::: Records shown

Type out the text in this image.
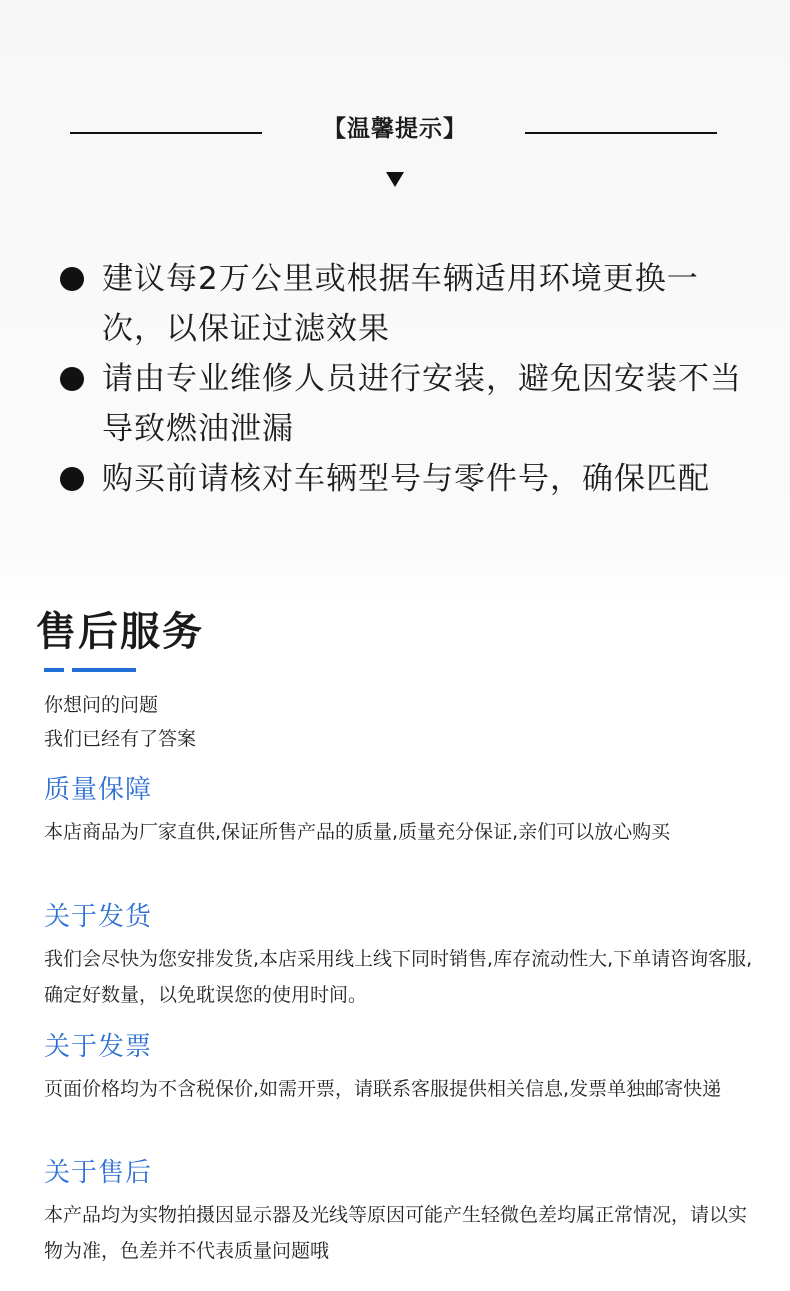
【温馨提示】
建议每2万公里或根据车辆适用环境更换一次，以保证过滤效果
请由专业维修人员进行安装，避免因安装不当导致燃油泄漏
购买前请核对车辆型号与零件号，确保匹配
售后服务
你想问的问题
我们已经有了答案
质量保障

本店商品为厂家直供,保证所售产品的质量,质量充分保证,亲们可以放心购买

关于发货

我们会尽快为您安排发货,本店采用线上线下同时销售,库存流动性大,下单请咨询客服,确定好数量，以免耽误您的使用时间。

关于发票

页面价格均为不含税保价,如需开票，请联系客服提供相关信息,发票单独邮寄快递

关于售后

本产品均为实物拍摄因显示器及光线等原因可能产生轻微色差均属正常情况，请以实物为准，色差并不代表质量问题哦
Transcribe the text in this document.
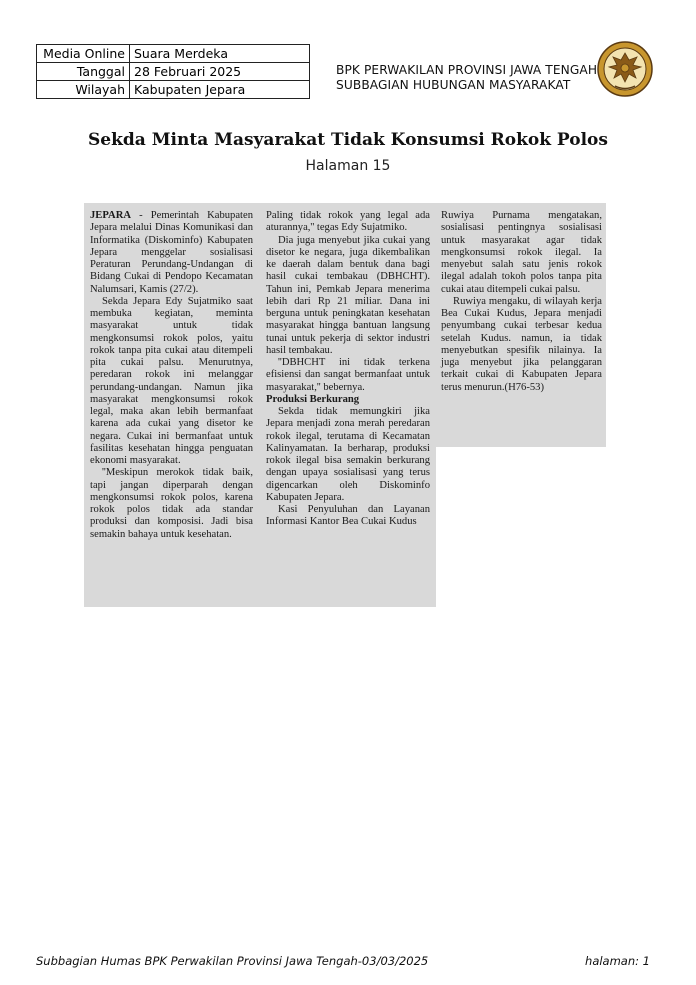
Media Online	Suara Merdeka
Tanggal	28 Februari 2025
Wilayah	Kabupaten Jepara
BPK PERWAKILAN PROVINSI JAWA TENGAH
SUBBAGIAN HUBUNGAN MASYARAKAT
Sekda Minta Masyarakat Tidak Konsumsi Rokok Polos
Halaman 15

JEPARA - Pemerintah Kabupaten Jepara melalui Dinas Komunikasi dan Informatika (Diskominfo) Kabupaten Jepara menggelar sosialisasi Peraturan Perundang-Undangan di Bidang Cukai di Pendopo Kecamatan Nalumsari, Kamis (27/2).

Sekda Jepara Edy Sujatmiko saat membuka kegiatan, meminta masyarakat untuk tidak mengkonsumsi rokok polos, yaitu rokok tanpa pita cukai atau ditempeli pita cukai palsu. Menurutnya, peredaran rokok ini melanggar perundang-undangan. Namun jika masyarakat mengkonsumsi rokok legal, maka akan lebih bermanfaat karena ada cukai yang disetor ke negara. Cukai ini bermanfaat untuk fasilitas kesehatan hingga penguatan ekonomi masyarakat.

''Meskipun merokok tidak baik, tapi jangan diperparah dengan mengkonsumsi rokok polos, karena rokok polos tidak ada standar produksi dan komposisi. Jadi bisa semakin bahaya untuk kesehatan.

Paling tidak rokok yang legal ada aturannya,'' tegas Edy Sujatmiko.

Dia juga menyebut jika cukai yang disetor ke negara, juga dikembalikan ke daerah dalam bentuk dana bagi hasil cukai tembakau (DBHCHT). Tahun ini, Pemkab Jepara menerima lebih dari Rp 21 miliar. Dana ini berguna untuk peningkatan kesehatan masyarakat hingga bantuan langsung tunai untuk pekerja di sektor industri hasil tembakau.

''DBHCHT ini tidak terkena efisiensi dan sangat bermanfaat untuk masyarakat,'' bebernya.

Produksi Berkurang

Sekda tidak memungkiri jika Jepara menjadi zona merah peredaran rokok ilegal, terutama di Kecamatan Kalinyamatan. Ia berharap, produksi rokok ilegal bisa semakin berkurang dengan upaya sosialisasi yang terus digencarkan oleh Diskominfo Kabupaten Jepara.

Kasi Penyuluhan dan Layanan Informasi Kantor Bea Cukai Kudus

Ruwiya Purnama mengatakan, sosialisasi pentingnya sosialisasi untuk masyarakat agar tidak mengkonsumsi rokok ilegal. Ia menyebut salah satu jenis rokok ilegal adalah tokoh polos tanpa pita cukai atau ditempeli cukai palsu.

Ruwiya mengaku, di wilayah kerja Bea Cukai Kudus, Jepara menjadi penyumbang cukai terbesar kedua setelah Kudus. namun, ia tidak menyebutkan spesifik nilainya. Ia juga menyebut jika pelanggaran terkait cukai di Kabupaten Jepara terus menurun.(H76-53)

Subbagian Humas BPK Perwakilan Provinsi Jawa Tengah-03/03/2025	halaman: 1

::::::

Quote the preceding records in their entirety, excluding every picture.

Type out the text in this image.
【温馨提示】
建议每2万公里或根据车辆适用环境更换一次，以保证过滤效果
请由专业维修人员进行安装，避免因安装不当导致燃油泄漏
购买前请核对车辆型号与零件号，确保匹配
售后服务
你想问的问题
我们已经有了答案
质量保障

本店商品为厂家直供,保证所售产品的质量,质量充分保证,亲们可以放心购买

关于发货

我们会尽快为您安排发货,本店采用线上线下同时销售,库存流动性大,下单请咨询客服,确定好数量，以免耽误您的使用时间。

关于发票

页面价格均为不含税保价,如需开票，请联系客服提供相关信息,发票单独邮寄快递

关于售后

本产品均为实物拍摄因显示器及光线等原因可能产生轻微色差均属正常情况，请以实物为准，色差并不代表质量问题哦
Transcribe the text in this document.
Media Online	Suara Merdeka
Tanggal	28 Februari 2025
Wilayah	Kabupaten Jepara
BPK PERWAKILAN PROVINSI JAWA TENGAH
SUBBAGIAN HUBUNGAN MASYARAKAT
Sekda Minta Masyarakat Tidak Konsumsi Rokok Polos
Halaman 15

JEPARA - Pemerintah Kabupaten Jepara melalui Dinas Komunikasi dan Informatika (Diskominfo) Kabupaten Jepara menggelar sosialisasi Peraturan Perundang-Undangan di Bidang Cukai di Pendopo Kecamatan Nalumsari, Kamis (27/2).

Sekda Jepara Edy Sujatmiko saat membuka kegiatan, meminta masyarakat untuk tidak mengkonsumsi rokok polos, yaitu rokok tanpa pita cukai atau ditempeli pita cukai palsu. Menurutnya, peredaran rokok ini melanggar perundang-undangan. Namun jika masyarakat mengkonsumsi rokok legal, maka akan lebih bermanfaat karena ada cukai yang disetor ke negara. Cukai ini bermanfaat untuk fasilitas kesehatan hingga penguatan ekonomi masyarakat.

''Meskipun merokok tidak baik, tapi jangan diperparah dengan mengkonsumsi rokok polos, karena rokok polos tidak ada standar produksi dan komposisi. Jadi bisa semakin bahaya untuk kesehatan.

Paling tidak rokok yang legal ada aturannya,'' tegas Edy Sujatmiko.

Dia juga menyebut jika cukai yang disetor ke negara, juga dikembalikan ke daerah dalam bentuk dana bagi hasil cukai tembakau (DBHCHT). Tahun ini, Pemkab Jepara menerima lebih dari Rp 21 miliar. Dana ini berguna untuk peningkatan kesehatan masyarakat hingga bantuan langsung tunai untuk pekerja di sektor industri hasil tembakau.

''DBHCHT ini tidak terkena efisiensi dan sangat bermanfaat untuk masyarakat,'' bebernya.

Produksi Berkurang

Sekda tidak memungkiri jika Jepara menjadi zona merah peredaran rokok ilegal, terutama di Kecamatan Kalinyamatan. Ia berharap, produksi rokok ilegal bisa semakin berkurang dengan upaya sosialisasi yang terus digencarkan oleh Diskominfo Kabupaten Jepara.

Kasi Penyuluhan dan Layanan Informasi Kantor Bea Cukai Kudus

Ruwiya Purnama mengatakan, sosialisasi pentingnya sosialisasi untuk masyarakat agar tidak mengkonsumsi rokok ilegal. Ia menyebut salah satu jenis rokok ilegal adalah tokoh polos tanpa pita cukai atau ditempeli cukai palsu.

Ruwiya mengaku, di wilayah kerja Bea Cukai Kudus, Jepara menjadi penyumbang cukai terbesar kedua setelah Kudus. namun, ia tidak menyebutkan spesifik nilainya. Ia juga menyebut jika pelanggaran terkait cukai di Kabupaten Jepara terus menurun.(H76-53)

Subbagian Humas BPK Perwakilan Provinsi Jawa Tengah-03/03/2025	halaman: 1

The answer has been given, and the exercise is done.